INFORMATION SUPPLIED:
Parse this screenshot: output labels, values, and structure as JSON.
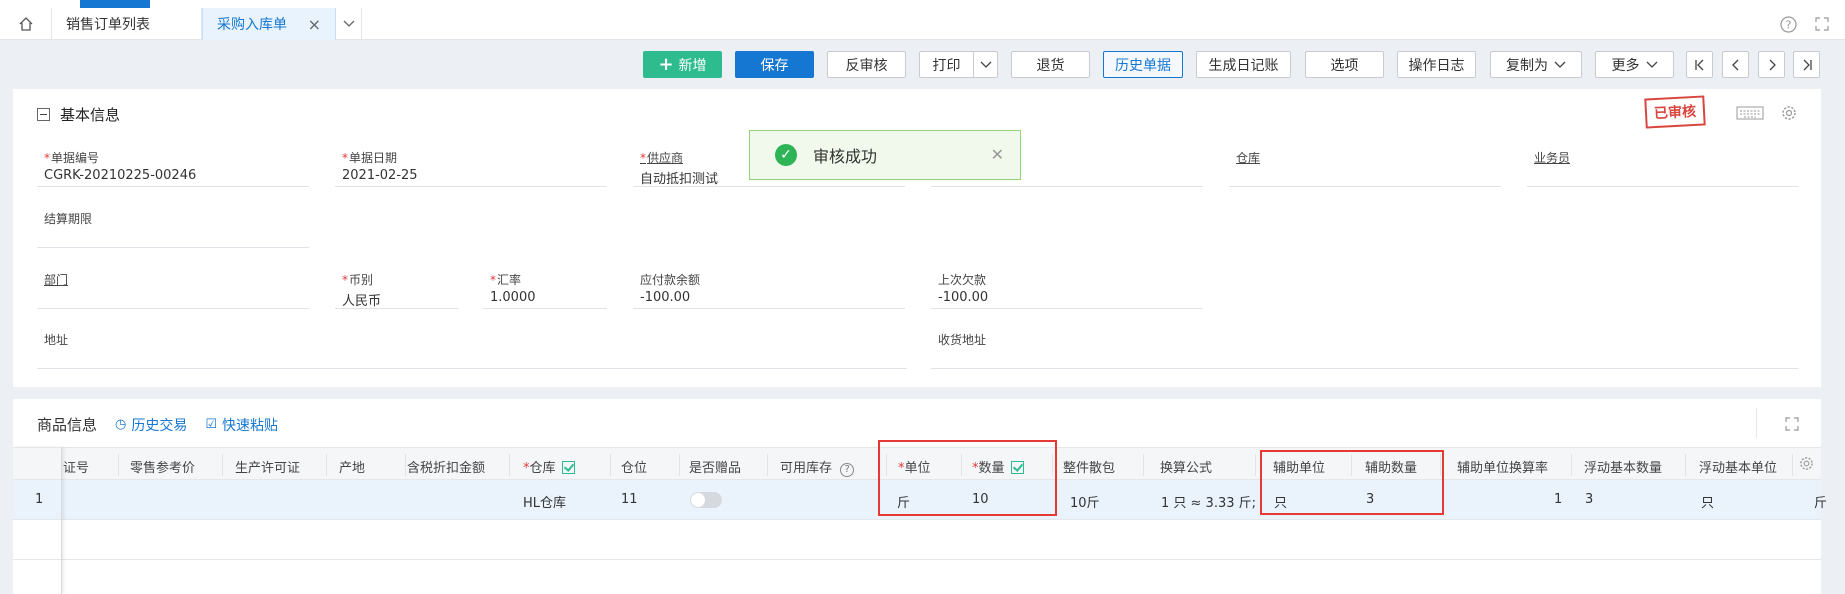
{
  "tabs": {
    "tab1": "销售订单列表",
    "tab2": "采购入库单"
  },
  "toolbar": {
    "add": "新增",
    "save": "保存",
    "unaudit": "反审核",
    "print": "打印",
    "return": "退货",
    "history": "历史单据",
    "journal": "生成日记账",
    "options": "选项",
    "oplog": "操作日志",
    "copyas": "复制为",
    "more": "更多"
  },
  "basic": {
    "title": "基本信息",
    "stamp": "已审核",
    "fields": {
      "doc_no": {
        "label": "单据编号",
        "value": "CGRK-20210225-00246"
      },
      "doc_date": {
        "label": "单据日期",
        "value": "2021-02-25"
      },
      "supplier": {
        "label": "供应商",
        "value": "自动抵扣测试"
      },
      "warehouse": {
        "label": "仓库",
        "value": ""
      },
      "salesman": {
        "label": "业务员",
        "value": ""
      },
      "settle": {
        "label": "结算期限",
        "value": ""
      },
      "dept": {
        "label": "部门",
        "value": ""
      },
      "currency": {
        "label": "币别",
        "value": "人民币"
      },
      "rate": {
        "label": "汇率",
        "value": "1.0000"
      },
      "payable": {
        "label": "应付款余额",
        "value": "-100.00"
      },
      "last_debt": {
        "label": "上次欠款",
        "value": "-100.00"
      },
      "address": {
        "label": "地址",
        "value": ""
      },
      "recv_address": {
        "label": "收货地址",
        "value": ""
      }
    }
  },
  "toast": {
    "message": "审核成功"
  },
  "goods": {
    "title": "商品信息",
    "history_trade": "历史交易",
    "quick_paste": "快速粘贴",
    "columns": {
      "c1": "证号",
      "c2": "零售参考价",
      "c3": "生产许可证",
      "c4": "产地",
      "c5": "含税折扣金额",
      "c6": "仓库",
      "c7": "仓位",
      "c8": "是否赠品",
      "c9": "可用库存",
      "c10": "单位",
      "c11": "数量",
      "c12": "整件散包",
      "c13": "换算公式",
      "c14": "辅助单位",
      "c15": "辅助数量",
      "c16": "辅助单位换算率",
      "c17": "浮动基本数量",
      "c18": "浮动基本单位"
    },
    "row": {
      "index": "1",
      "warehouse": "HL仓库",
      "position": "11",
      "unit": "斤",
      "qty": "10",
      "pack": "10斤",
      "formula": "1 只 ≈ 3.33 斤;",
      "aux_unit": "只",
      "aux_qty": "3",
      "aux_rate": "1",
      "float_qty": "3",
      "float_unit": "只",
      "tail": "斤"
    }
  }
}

WHAT THE TASK REQUIRES: Extract every line of the data exactly; pictures stay out.

CORRECT RESPONSE:
Parse this screenshot: output labels, values, and structure as JSON.
{
  "tabs": {
    "tab1": "销售订单列表",
    "tab2": "采购入库单"
  },
  "toolbar": {
    "add": "新增",
    "save": "保存",
    "unaudit": "反审核",
    "print": "打印",
    "return": "退货",
    "history": "历史单据",
    "journal": "生成日记账",
    "options": "选项",
    "oplog": "操作日志",
    "copyas": "复制为",
    "more": "更多"
  },
  "basic": {
    "title": "基本信息",
    "stamp": "已审核",
    "fields": {
      "doc_no": {
        "label": "单据编号",
        "value": "CGRK-20210225-00246"
      },
      "doc_date": {
        "label": "单据日期",
        "value": "2021-02-25"
      },
      "supplier": {
        "label": "供应商",
        "value": "自动抵扣测试"
      },
      "warehouse": {
        "label": "仓库",
        "value": ""
      },
      "salesman": {
        "label": "业务员",
        "value": ""
      },
      "settle": {
        "label": "结算期限",
        "value": ""
      },
      "dept": {
        "label": "部门",
        "value": ""
      },
      "currency": {
        "label": "币别",
        "value": "人民币"
      },
      "rate": {
        "label": "汇率",
        "value": "1.0000"
      },
      "payable": {
        "label": "应付款余额",
        "value": "-100.00"
      },
      "last_debt": {
        "label": "上次欠款",
        "value": "-100.00"
      },
      "address": {
        "label": "地址",
        "value": ""
      },
      "recv_address": {
        "label": "收货地址",
        "value": ""
      }
    }
  },
  "toast": {
    "message": "审核成功"
  },
  "goods": {
    "title": "商品信息",
    "history_trade": "历史交易",
    "quick_paste": "快速粘贴",
    "columns": {
      "c1": "证号",
      "c2": "零售参考价",
      "c3": "生产许可证",
      "c4": "产地",
      "c5": "含税折扣金额",
      "c6": "仓库",
      "c7": "仓位",
      "c8": "是否赠品",
      "c9": "可用库存",
      "c10": "单位",
      "c11": "数量",
      "c12": "整件散包",
      "c13": "换算公式",
      "c14": "辅助单位",
      "c15": "辅助数量",
      "c16": "辅助单位换算率",
      "c17": "浮动基本数量",
      "c18": "浮动基本单位"
    },
    "row": {
      "index": "1",
      "warehouse": "HL仓库",
      "position": "11",
      "unit": "斤",
      "qty": "10",
      "pack": "10斤",
      "formula": "1 只 ≈ 3.33 斤;",
      "aux_unit": "只",
      "aux_qty": "3",
      "aux_rate": "1",
      "float_qty": "3",
      "float_unit": "只",
      "tail": "斤"
    }
  }
}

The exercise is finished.